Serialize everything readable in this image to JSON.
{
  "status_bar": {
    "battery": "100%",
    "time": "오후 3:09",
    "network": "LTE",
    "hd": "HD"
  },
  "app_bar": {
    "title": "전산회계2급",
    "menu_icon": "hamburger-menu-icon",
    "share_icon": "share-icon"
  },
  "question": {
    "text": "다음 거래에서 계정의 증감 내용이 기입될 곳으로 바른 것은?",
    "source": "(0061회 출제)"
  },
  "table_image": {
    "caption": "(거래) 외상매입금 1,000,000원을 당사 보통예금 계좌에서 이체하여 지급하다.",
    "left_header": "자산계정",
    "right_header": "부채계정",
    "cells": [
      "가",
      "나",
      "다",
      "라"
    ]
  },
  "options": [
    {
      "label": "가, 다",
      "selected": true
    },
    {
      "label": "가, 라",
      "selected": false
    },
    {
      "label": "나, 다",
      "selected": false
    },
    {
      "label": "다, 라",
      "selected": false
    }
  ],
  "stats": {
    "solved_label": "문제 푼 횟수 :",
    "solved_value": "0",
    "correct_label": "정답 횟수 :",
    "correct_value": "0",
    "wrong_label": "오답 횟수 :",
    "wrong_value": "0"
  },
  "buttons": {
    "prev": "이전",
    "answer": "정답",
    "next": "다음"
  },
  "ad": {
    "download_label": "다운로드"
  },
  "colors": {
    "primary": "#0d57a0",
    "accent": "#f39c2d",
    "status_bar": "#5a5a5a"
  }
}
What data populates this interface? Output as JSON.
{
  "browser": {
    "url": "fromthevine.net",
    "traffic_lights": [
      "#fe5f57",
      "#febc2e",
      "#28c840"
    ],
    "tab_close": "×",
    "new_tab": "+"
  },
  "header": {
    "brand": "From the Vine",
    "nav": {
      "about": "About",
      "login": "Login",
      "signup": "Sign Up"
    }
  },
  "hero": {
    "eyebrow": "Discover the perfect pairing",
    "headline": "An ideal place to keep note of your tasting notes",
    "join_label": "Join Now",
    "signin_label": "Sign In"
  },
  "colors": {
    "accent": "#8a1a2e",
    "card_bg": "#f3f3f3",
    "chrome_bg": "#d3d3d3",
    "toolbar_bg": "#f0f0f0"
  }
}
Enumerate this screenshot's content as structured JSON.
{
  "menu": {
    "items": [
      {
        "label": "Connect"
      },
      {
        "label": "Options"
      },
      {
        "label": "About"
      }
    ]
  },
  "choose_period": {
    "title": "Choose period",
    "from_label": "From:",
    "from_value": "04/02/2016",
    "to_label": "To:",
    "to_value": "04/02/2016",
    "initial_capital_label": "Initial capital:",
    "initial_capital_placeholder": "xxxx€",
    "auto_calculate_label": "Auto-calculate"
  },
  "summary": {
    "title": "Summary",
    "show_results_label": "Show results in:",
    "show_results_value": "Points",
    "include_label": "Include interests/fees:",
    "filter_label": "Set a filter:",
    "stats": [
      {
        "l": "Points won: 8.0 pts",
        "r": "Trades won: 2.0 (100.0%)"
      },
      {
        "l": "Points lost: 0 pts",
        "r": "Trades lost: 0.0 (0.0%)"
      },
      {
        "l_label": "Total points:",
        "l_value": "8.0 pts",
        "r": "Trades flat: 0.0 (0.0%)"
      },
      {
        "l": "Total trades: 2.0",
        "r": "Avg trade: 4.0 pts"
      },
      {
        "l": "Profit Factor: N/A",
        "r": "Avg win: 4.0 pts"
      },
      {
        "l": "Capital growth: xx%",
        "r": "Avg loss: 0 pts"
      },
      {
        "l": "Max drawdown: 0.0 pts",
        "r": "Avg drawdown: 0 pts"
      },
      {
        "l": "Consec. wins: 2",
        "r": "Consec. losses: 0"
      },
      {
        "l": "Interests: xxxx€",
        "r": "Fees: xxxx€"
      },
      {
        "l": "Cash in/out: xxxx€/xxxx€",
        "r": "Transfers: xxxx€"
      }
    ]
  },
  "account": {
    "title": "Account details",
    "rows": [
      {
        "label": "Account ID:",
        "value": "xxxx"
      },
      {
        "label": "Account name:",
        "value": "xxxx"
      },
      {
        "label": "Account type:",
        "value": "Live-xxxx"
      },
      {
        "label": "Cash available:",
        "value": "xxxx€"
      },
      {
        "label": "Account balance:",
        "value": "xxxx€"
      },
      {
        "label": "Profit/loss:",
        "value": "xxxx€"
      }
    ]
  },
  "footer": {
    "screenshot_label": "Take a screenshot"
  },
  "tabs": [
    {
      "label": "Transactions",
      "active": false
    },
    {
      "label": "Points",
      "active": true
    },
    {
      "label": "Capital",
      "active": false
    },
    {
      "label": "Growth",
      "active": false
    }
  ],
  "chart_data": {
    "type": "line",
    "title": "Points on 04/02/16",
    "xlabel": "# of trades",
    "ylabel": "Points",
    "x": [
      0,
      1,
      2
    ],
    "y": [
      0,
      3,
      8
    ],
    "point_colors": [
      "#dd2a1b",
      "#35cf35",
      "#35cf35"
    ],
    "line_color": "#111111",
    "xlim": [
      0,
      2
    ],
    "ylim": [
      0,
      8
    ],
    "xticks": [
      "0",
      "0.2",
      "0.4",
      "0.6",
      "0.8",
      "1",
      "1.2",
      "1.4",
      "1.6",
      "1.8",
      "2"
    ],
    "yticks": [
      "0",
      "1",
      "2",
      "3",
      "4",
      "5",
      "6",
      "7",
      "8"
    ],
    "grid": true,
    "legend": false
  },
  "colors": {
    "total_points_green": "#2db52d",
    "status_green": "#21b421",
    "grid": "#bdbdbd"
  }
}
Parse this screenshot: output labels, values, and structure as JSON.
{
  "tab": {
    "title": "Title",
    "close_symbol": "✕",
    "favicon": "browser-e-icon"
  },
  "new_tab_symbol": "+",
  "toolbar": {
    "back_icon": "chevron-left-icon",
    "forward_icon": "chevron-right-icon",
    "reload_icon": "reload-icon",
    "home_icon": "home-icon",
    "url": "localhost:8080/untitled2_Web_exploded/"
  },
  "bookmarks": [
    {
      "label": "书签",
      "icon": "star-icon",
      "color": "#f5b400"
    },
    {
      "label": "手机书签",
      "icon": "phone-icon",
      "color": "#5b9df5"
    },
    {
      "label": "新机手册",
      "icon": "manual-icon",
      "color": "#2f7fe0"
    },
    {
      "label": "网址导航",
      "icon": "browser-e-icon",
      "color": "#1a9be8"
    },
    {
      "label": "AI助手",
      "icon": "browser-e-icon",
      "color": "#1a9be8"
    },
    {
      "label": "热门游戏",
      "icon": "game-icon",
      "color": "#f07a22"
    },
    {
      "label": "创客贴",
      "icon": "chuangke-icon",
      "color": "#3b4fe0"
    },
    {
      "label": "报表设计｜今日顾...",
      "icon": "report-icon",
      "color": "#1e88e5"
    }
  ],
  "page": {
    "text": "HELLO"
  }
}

====

### EXERCISE:
Retype all of the material, keeping each line exact.

### OUTPUT FOR THIS EXERCISE:
Serialize everything readable in this image to JSON.
{
  "status_bar": {
    "battery": "100%",
    "time": "오후 3:09",
    "network": "LTE",
    "hd": "HD"
  },
  "app_bar": {
    "title": "전산회계2급",
    "menu_icon": "hamburger-menu-icon",
    "share_icon": "share-icon"
  },
  "question": {
    "text": "다음 거래에서 계정의 증감 내용이 기입될 곳으로 바른 것은?",
    "source": "(0061회 출제)"
  },
  "table_image": {
    "caption": "(거래) 외상매입금 1,000,000원을 당사 보통예금 계좌에서 이체하여 지급하다.",
    "left_header": "자산계정",
    "right_header": "부채계정",
    "cells": [
      "가",
      "나",
      "다",
      "라"
    ]
  },
  "options": [
    {
      "label": "가, 다",
      "selected": true
    },
    {
      "label": "가, 라",
      "selected": false
    },
    {
      "label": "나, 다",
      "selected": false
    },
    {
      "label": "다, 라",
      "selected": false
    }
  ],
  "stats": {
    "solved_label": "문제 푼 횟수 :",
    "solved_value": "0",
    "correct_label": "정답 횟수 :",
    "correct_value": "0",
    "wrong_label": "오답 횟수 :",
    "wrong_value": "0"
  },
  "buttons": {
    "prev": "이전",
    "answer": "정답",
    "next": "다음"
  },
  "ad": {
    "download_label": "다운로드"
  },
  "colors": {
    "primary": "#0d57a0",
    "accent": "#f39c2d",
    "status_bar": "#5a5a5a"
  }
}
What data populates this interface? Output as JSON.
{
  "browser": {
    "url": "fromthevine.net",
    "traffic_lights": [
      "#fe5f57",
      "#febc2e",
      "#28c840"
    ],
    "tab_close": "×",
    "new_tab": "+"
  },
  "header": {
    "brand": "From the Vine",
    "nav": {
      "about": "About",
      "login": "Login",
      "signup": "Sign Up"
    }
  },
  "hero": {
    "eyebrow": "Discover the perfect pairing",
    "headline": "An ideal place to keep note of your tasting notes",
    "join_label": "Join Now",
    "signin_label": "Sign In"
  },
  "colors": {
    "accent": "#8a1a2e",
    "card_bg": "#f3f3f3",
    "chrome_bg": "#d3d3d3",
    "toolbar_bg": "#f0f0f0"
  }
}
Enumerate this screenshot's content as structured JSON.
{
  "menu": {
    "items": [
      {
        "label": "Connect"
      },
      {
        "label": "Options"
      },
      {
        "label": "About"
      }
    ]
  },
  "choose_period": {
    "title": "Choose period",
    "from_label": "From:",
    "from_value": "04/02/2016",
    "to_label": "To:",
    "to_value": "04/02/2016",
    "initial_capital_label": "Initial capital:",
    "initial_capital_placeholder": "xxxx€",
    "auto_calculate_label": "Auto-calculate"
  },
  "summary": {
    "title": "Summary",
    "show_results_label": "Show results in:",
    "show_results_value": "Points",
    "include_label": "Include interests/fees:",
    "filter_label": "Set a filter:",
    "stats": [
      {
        "l": "Points won: 8.0 pts",
        "r": "Trades won: 2.0 (100.0%)"
      },
      {
        "l": "Points lost: 0 pts",
        "r": "Trades lost: 0.0 (0.0%)"
      },
      {
        "l_label": "Total points:",
        "l_value": "8.0 pts",
        "r": "Trades flat: 0.0 (0.0%)"
      },
      {
        "l": "Total trades: 2.0",
        "r": "Avg trade: 4.0 pts"
      },
      {
        "l": "Profit Factor: N/A",
        "r": "Avg win: 4.0 pts"
      },
      {
        "l": "Capital growth: xx%",
        "r": "Avg loss: 0 pts"
      },
      {
        "l": "Max drawdown: 0.0 pts",
        "r": "Avg drawdown: 0 pts"
      },
      {
        "l": "Consec. wins: 2",
        "r": "Consec. losses: 0"
      },
      {
        "l": "Interests: xxxx€",
        "r": "Fees: xxxx€"
      },
      {
        "l": "Cash in/out: xxxx€/xxxx€",
        "r": "Transfers: xxxx€"
      }
    ]
  },
  "account": {
    "title": "Account details",
    "rows": [
      {
        "label": "Account ID:",
        "value": "xxxx"
      },
      {
        "label": "Account name:",
        "value": "xxxx"
      },
      {
        "label": "Account type:",
        "value": "Live-xxxx"
      },
      {
        "label": "Cash available:",
        "value": "xxxx€"
      },
      {
        "label": "Account balance:",
        "value": "xxxx€"
      },
      {
        "label": "Profit/loss:",
        "value": "xxxx€"
      }
    ]
  },
  "footer": {
    "screenshot_label": "Take a screenshot"
  },
  "tabs": [
    {
      "label": "Transactions",
      "active": false
    },
    {
      "label": "Points",
      "active": true
    },
    {
      "label": "Capital",
      "active": false
    },
    {
      "label": "Growth",
      "active": false
    }
  ],
  "chart_data": {
    "type": "line",
    "title": "Points on 04/02/16",
    "xlabel": "# of trades",
    "ylabel": "Points",
    "x": [
      0,
      1,
      2
    ],
    "y": [
      0,
      3,
      8
    ],
    "point_colors": [
      "#dd2a1b",
      "#35cf35",
      "#35cf35"
    ],
    "line_color": "#111111",
    "xlim": [
      0,
      2
    ],
    "ylim": [
      0,
      8
    ],
    "xticks": [
      "0",
      "0.2",
      "0.4",
      "0.6",
      "0.8",
      "1",
      "1.2",
      "1.4",
      "1.6",
      "1.8",
      "2"
    ],
    "yticks": [
      "0",
      "1",
      "2",
      "3",
      "4",
      "5",
      "6",
      "7",
      "8"
    ],
    "grid": true,
    "legend": false
  },
  "colors": {
    "total_points_green": "#2db52d",
    "status_green": "#21b421",
    "grid": "#bdbdbd"
  }
}
Parse this screenshot: output labels, values, and structure as JSON.
{
  "tab": {
    "title": "Title",
    "close_symbol": "✕",
    "favicon": "browser-e-icon"
  },
  "new_tab_symbol": "+",
  "toolbar": {
    "back_icon": "chevron-left-icon",
    "forward_icon": "chevron-right-icon",
    "reload_icon": "reload-icon",
    "home_icon": "home-icon",
    "url": "localhost:8080/untitled2_Web_exploded/"
  },
  "bookmarks": [
    {
      "label": "书签",
      "icon": "star-icon",
      "color": "#f5b400"
    },
    {
      "label": "手机书签",
      "icon": "phone-icon",
      "color": "#5b9df5"
    },
    {
      "label": "新机手册",
      "icon": "manual-icon",
      "color": "#2f7fe0"
    },
    {
      "label": "网址导航",
      "icon": "browser-e-icon",
      "color": "#1a9be8"
    },
    {
      "label": "AI助手",
      "icon": "browser-e-icon",
      "color": "#1a9be8"
    },
    {
      "label": "热门游戏",
      "icon": "game-icon",
      "color": "#f07a22"
    },
    {
      "label": "创客贴",
      "icon": "chuangke-icon",
      "color": "#3b4fe0"
    },
    {
      "label": "报表设计｜今日顾...",
      "icon": "report-icon",
      "color": "#1e88e5"
    }
  ],
  "page": {
    "text": "HELLO"
  }
}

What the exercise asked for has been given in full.